+++ DATA EXCERPTS

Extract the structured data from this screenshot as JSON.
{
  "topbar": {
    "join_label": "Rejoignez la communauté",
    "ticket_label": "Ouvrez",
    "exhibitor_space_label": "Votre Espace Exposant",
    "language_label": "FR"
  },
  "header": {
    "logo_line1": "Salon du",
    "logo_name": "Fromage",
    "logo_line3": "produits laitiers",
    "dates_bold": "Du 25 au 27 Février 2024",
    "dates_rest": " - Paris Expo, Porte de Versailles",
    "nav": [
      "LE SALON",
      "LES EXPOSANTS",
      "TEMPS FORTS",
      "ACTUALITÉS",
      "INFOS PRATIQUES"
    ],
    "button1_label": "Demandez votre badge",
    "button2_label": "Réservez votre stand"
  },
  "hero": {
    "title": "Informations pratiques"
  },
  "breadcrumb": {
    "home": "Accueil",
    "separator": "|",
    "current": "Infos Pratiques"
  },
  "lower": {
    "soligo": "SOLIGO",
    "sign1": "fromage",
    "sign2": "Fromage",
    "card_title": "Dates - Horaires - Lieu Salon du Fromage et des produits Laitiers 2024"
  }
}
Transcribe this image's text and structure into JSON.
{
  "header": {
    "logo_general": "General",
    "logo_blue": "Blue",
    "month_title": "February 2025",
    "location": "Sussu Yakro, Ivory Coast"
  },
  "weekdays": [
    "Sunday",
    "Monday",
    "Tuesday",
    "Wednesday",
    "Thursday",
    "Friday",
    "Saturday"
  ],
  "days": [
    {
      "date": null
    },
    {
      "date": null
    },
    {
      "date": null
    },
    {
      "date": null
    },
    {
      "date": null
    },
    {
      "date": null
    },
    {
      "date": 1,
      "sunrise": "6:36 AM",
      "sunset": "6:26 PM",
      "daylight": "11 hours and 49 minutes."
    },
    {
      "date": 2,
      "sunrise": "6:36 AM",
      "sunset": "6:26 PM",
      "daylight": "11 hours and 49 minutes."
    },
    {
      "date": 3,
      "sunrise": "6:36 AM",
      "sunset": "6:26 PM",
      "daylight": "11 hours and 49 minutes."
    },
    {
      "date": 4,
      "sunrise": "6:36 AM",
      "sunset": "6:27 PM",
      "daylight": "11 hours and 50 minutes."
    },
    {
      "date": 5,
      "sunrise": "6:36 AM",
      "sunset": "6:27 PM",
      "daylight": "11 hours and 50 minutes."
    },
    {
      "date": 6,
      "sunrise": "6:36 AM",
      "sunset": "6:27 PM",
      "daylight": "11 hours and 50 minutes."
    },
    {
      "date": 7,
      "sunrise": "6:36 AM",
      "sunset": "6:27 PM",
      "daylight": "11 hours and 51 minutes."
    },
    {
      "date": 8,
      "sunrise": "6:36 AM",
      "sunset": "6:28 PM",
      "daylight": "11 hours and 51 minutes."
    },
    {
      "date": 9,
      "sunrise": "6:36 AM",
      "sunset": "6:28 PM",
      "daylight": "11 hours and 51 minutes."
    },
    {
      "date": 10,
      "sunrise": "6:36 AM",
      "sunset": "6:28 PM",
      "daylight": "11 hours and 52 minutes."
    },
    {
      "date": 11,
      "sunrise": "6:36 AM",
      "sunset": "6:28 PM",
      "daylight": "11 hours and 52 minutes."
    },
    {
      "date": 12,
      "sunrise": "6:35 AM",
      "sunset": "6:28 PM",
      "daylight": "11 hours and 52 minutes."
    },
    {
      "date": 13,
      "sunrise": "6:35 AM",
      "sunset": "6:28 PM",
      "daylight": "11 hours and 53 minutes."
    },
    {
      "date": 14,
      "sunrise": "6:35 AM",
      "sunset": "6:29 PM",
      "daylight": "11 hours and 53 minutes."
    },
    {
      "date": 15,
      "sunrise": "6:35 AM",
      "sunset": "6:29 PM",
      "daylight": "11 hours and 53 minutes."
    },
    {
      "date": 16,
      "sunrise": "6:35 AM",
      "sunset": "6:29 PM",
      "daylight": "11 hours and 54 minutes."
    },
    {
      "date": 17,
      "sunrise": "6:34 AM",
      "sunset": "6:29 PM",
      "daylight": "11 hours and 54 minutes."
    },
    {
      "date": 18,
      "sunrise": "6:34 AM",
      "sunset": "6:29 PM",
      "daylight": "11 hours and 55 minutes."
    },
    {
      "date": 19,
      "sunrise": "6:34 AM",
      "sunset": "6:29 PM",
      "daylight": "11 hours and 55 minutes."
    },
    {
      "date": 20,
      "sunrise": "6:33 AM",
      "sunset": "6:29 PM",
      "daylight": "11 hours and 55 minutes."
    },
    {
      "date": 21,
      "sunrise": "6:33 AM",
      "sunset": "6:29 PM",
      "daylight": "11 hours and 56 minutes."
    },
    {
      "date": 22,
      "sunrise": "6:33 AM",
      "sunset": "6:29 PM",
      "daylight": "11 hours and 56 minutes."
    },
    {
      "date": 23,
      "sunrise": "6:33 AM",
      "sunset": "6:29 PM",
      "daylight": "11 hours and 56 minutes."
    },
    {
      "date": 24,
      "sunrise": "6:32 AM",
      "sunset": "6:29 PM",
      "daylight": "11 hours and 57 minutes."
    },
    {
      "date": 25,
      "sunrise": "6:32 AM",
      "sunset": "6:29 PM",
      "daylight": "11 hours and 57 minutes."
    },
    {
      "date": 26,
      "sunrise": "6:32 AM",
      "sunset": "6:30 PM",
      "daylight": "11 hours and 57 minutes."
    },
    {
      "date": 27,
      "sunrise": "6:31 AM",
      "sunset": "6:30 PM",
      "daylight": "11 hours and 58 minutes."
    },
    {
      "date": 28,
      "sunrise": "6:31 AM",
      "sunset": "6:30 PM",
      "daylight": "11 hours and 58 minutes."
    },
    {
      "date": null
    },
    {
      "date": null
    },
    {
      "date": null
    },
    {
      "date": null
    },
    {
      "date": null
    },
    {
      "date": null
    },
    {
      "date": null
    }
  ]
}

++++++

AIM.
Every entry needs to be retyped exactly.

RESULT OF THE TASK.
Extract the structured data from this screenshot as JSON.
{
  "topbar": {
    "join_label": "Rejoignez la communauté",
    "ticket_label": "Ouvrez",
    "exhibitor_space_label": "Votre Espace Exposant",
    "language_label": "FR"
  },
  "header": {
    "logo_line1": "Salon du",
    "logo_name": "Fromage",
    "logo_line3": "produits laitiers",
    "dates_bold": "Du 25 au 27 Février 2024",
    "dates_rest": " - Paris Expo, Porte de Versailles",
    "nav": [
      "LE SALON",
      "LES EXPOSANTS",
      "TEMPS FORTS",
      "ACTUALITÉS",
      "INFOS PRATIQUES"
    ],
    "button1_label": "Demandez votre badge",
    "button2_label": "Réservez votre stand"
  },
  "hero": {
    "title": "Informations pratiques"
  },
  "breadcrumb": {
    "home": "Accueil",
    "separator": "|",
    "current": "Infos Pratiques"
  },
  "lower": {
    "soligo": "SOLIGO",
    "sign1": "fromage",
    "sign2": "Fromage",
    "card_title": "Dates - Horaires - Lieu Salon du Fromage et des produits Laitiers 2024"
  }
}
Transcribe this image's text and structure into JSON.
{
  "header": {
    "logo_general": "General",
    "logo_blue": "Blue",
    "month_title": "February 2025",
    "location": "Sussu Yakro, Ivory Coast"
  },
  "weekdays": [
    "Sunday",
    "Monday",
    "Tuesday",
    "Wednesday",
    "Thursday",
    "Friday",
    "Saturday"
  ],
  "days": [
    {
      "date": null
    },
    {
      "date": null
    },
    {
      "date": null
    },
    {
      "date": null
    },
    {
      "date": null
    },
    {
      "date": null
    },
    {
      "date": 1,
      "sunrise": "6:36 AM",
      "sunset": "6:26 PM",
      "daylight": "11 hours and 49 minutes."
    },
    {
      "date": 2,
      "sunrise": "6:36 AM",
      "sunset": "6:26 PM",
      "daylight": "11 hours and 49 minutes."
    },
    {
      "date": 3,
      "sunrise": "6:36 AM",
      "sunset": "6:26 PM",
      "daylight": "11 hours and 49 minutes."
    },
    {
      "date": 4,
      "sunrise": "6:36 AM",
      "sunset": "6:27 PM",
      "daylight": "11 hours and 50 minutes."
    },
    {
      "date": 5,
      "sunrise": "6:36 AM",
      "sunset": "6:27 PM",
      "daylight": "11 hours and 50 minutes."
    },
    {
      "date": 6,
      "sunrise": "6:36 AM",
      "sunset": "6:27 PM",
      "daylight": "11 hours and 50 minutes."
    },
    {
      "date": 7,
      "sunrise": "6:36 AM",
      "sunset": "6:27 PM",
      "daylight": "11 hours and 51 minutes."
    },
    {
      "date": 8,
      "sunrise": "6:36 AM",
      "sunset": "6:28 PM",
      "daylight": "11 hours and 51 minutes."
    },
    {
      "date": 9,
      "sunrise": "6:36 AM",
      "sunset": "6:28 PM",
      "daylight": "11 hours and 51 minutes."
    },
    {
      "date": 10,
      "sunrise": "6:36 AM",
      "sunset": "6:28 PM",
      "daylight": "11 hours and 52 minutes."
    },
    {
      "date": 11,
      "sunrise": "6:36 AM",
      "sunset": "6:28 PM",
      "daylight": "11 hours and 52 minutes."
    },
    {
      "date": 12,
      "sunrise": "6:35 AM",
      "sunset": "6:28 PM",
      "daylight": "11 hours and 52 minutes."
    },
    {
      "date": 13,
      "sunrise": "6:35 AM",
      "sunset": "6:28 PM",
      "daylight": "11 hours and 53 minutes."
    },
    {
      "date": 14,
      "sunrise": "6:35 AM",
      "sunset": "6:29 PM",
      "daylight": "11 hours and 53 minutes."
    },
    {
      "date": 15,
      "sunrise": "6:35 AM",
      "sunset": "6:29 PM",
      "daylight": "11 hours and 53 minutes."
    },
    {
      "date": 16,
      "sunrise": "6:35 AM",
      "sunset": "6:29 PM",
      "daylight": "11 hours and 54 minutes."
    },
    {
      "date": 17,
      "sunrise": "6:34 AM",
      "sunset": "6:29 PM",
      "daylight": "11 hours and 54 minutes."
    },
    {
      "date": 18,
      "sunrise": "6:34 AM",
      "sunset": "6:29 PM",
      "daylight": "11 hours and 55 minutes."
    },
    {
      "date": 19,
      "sunrise": "6:34 AM",
      "sunset": "6:29 PM",
      "daylight": "11 hours and 55 minutes."
    },
    {
      "date": 20,
      "sunrise": "6:33 AM",
      "sunset": "6:29 PM",
      "daylight": "11 hours and 55 minutes."
    },
    {
      "date": 21,
      "sunrise": "6:33 AM",
      "sunset": "6:29 PM",
      "daylight": "11 hours and 56 minutes."
    },
    {
      "date": 22,
      "sunrise": "6:33 AM",
      "sunset": "6:29 PM",
      "daylight": "11 hours and 56 minutes."
    },
    {
      "date": 23,
      "sunrise": "6:33 AM",
      "sunset": "6:29 PM",
      "daylight": "11 hours and 56 minutes."
    },
    {
      "date": 24,
      "sunrise": "6:32 AM",
      "sunset": "6:29 PM",
      "daylight": "11 hours and 57 minutes."
    },
    {
      "date": 25,
      "sunrise": "6:32 AM",
      "sunset": "6:29 PM",
      "daylight": "11 hours and 57 minutes."
    },
    {
      "date": 26,
      "sunrise": "6:32 AM",
      "sunset": "6:30 PM",
      "daylight": "11 hours and 57 minutes."
    },
    {
      "date": 27,
      "sunrise": "6:31 AM",
      "sunset": "6:30 PM",
      "daylight": "11 hours and 58 minutes."
    },
    {
      "date": 28,
      "sunrise": "6:31 AM",
      "sunset": "6:30 PM",
      "daylight": "11 hours and 58 minutes."
    },
    {
      "date": null
    },
    {
      "date": null
    },
    {
      "date": null
    },
    {
      "date": null
    },
    {
      "date": null
    },
    {
      "date": null
    },
    {
      "date": null
    }
  ]
}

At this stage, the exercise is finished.